---- RECORDS TO USE
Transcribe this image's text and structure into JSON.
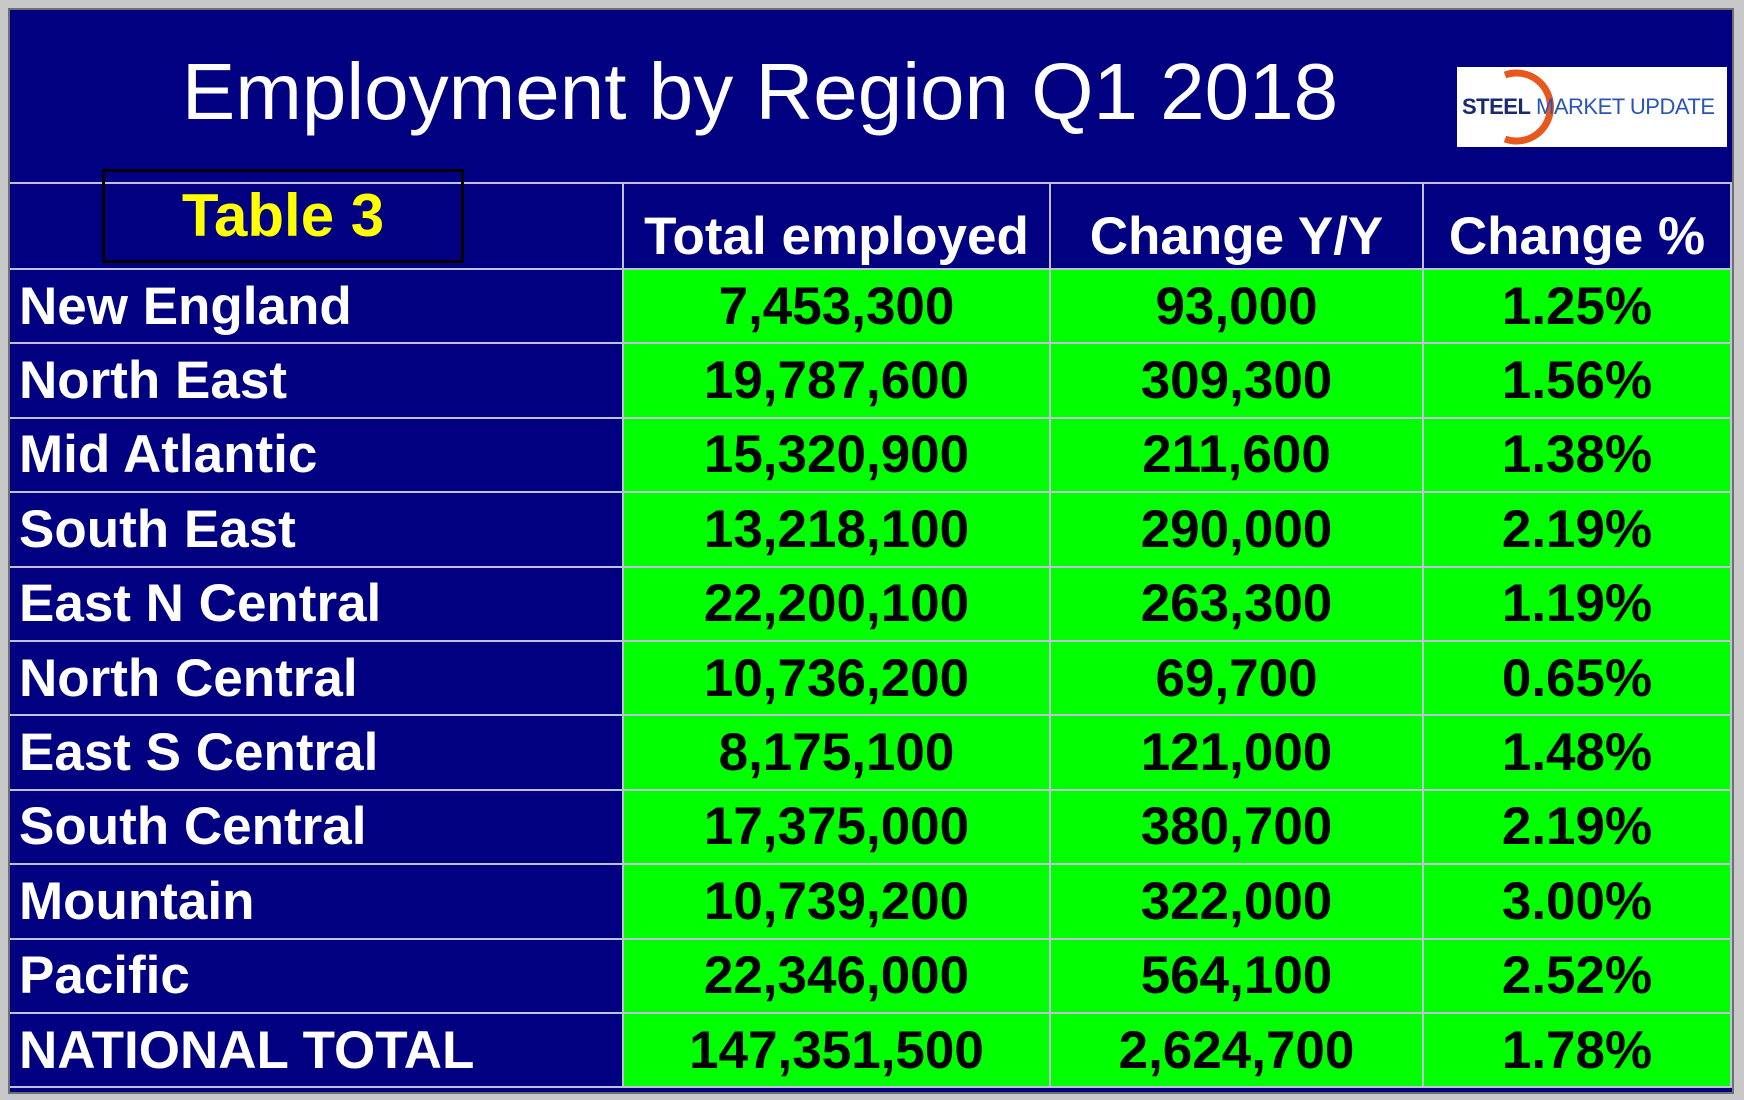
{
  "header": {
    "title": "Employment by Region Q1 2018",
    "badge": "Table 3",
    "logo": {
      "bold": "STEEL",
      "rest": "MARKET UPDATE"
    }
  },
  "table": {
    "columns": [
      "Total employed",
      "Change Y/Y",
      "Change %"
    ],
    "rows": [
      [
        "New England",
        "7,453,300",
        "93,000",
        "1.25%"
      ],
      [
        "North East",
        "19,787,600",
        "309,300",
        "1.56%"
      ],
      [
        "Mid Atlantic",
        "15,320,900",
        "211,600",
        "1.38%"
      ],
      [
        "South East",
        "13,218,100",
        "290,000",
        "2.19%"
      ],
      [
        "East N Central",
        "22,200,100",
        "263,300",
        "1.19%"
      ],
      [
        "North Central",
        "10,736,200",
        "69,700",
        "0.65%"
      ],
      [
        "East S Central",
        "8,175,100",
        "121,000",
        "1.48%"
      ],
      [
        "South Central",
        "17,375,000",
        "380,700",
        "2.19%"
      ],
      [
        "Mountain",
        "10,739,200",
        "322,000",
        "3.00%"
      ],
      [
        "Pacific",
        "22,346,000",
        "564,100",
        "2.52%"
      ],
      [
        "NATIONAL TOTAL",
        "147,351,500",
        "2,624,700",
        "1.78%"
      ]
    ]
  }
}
--------
_WORK TO BE COMPLETED_
Find and copy each line above that includes the string "East".

_RESULT BELOW_
        "North East",
        "South East",
        "East N Central",
        "East S Central",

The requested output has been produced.